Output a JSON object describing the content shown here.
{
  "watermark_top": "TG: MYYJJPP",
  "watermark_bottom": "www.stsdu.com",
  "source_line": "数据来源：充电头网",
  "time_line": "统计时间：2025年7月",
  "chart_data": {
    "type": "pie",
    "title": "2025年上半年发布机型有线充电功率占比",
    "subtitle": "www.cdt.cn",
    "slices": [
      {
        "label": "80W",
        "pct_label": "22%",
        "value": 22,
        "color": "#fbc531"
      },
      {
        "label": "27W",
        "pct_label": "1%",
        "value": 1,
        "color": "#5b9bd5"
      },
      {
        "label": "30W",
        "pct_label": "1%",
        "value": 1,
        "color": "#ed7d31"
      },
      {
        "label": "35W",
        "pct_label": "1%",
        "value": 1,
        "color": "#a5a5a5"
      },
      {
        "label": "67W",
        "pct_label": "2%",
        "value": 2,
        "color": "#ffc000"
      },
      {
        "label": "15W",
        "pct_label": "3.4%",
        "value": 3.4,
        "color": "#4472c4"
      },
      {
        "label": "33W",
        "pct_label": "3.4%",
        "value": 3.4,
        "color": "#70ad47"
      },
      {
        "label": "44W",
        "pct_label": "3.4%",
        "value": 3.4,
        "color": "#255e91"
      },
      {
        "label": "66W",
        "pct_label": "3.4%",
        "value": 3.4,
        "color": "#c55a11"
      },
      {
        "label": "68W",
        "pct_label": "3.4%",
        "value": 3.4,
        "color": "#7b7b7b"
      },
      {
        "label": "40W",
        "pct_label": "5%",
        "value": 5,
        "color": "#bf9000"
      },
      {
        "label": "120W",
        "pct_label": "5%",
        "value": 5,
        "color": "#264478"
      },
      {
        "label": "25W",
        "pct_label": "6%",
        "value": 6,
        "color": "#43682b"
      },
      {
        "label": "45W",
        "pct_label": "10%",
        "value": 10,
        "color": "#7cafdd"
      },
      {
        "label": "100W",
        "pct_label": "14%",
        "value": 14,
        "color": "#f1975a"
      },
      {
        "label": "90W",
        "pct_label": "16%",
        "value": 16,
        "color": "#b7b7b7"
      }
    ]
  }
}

· · · · · · ·

#### STATED TASK
Restate the data above exactly, keeping each word as it stands.

#### SOLUTION TO THE EXERCISE
Output a JSON object describing the content shown here.
{
  "watermark_top": "TG: MYYJJPP",
  "watermark_bottom": "www.stsdu.com",
  "source_line": "数据来源：充电头网",
  "time_line": "统计时间：2025年7月",
  "chart_data": {
    "type": "pie",
    "title": "2025年上半年发布机型有线充电功率占比",
    "subtitle": "www.cdt.cn",
    "slices": [
      {
        "label": "80W",
        "pct_label": "22%",
        "value": 22,
        "color": "#fbc531"
      },
      {
        "label": "27W",
        "pct_label": "1%",
        "value": 1,
        "color": "#5b9bd5"
      },
      {
        "label": "30W",
        "pct_label": "1%",
        "value": 1,
        "color": "#ed7d31"
      },
      {
        "label": "35W",
        "pct_label": "1%",
        "value": 1,
        "color": "#a5a5a5"
      },
      {
        "label": "67W",
        "pct_label": "2%",
        "value": 2,
        "color": "#ffc000"
      },
      {
        "label": "15W",
        "pct_label": "3.4%",
        "value": 3.4,
        "color": "#4472c4"
      },
      {
        "label": "33W",
        "pct_label": "3.4%",
        "value": 3.4,
        "color": "#70ad47"
      },
      {
        "label": "44W",
        "pct_label": "3.4%",
        "value": 3.4,
        "color": "#255e91"
      },
      {
        "label": "66W",
        "pct_label": "3.4%",
        "value": 3.4,
        "color": "#c55a11"
      },
      {
        "label": "68W",
        "pct_label": "3.4%",
        "value": 3.4,
        "color": "#7b7b7b"
      },
      {
        "label": "40W",
        "pct_label": "5%",
        "value": 5,
        "color": "#bf9000"
      },
      {
        "label": "120W",
        "pct_label": "5%",
        "value": 5,
        "color": "#264478"
      },
      {
        "label": "25W",
        "pct_label": "6%",
        "value": 6,
        "color": "#43682b"
      },
      {
        "label": "45W",
        "pct_label": "10%",
        "value": 10,
        "color": "#7cafdd"
      },
      {
        "label": "100W",
        "pct_label": "14%",
        "value": 14,
        "color": "#f1975a"
      },
      {
        "label": "90W",
        "pct_label": "16%",
        "value": 16,
        "color": "#b7b7b7"
      }
    ]
  }
}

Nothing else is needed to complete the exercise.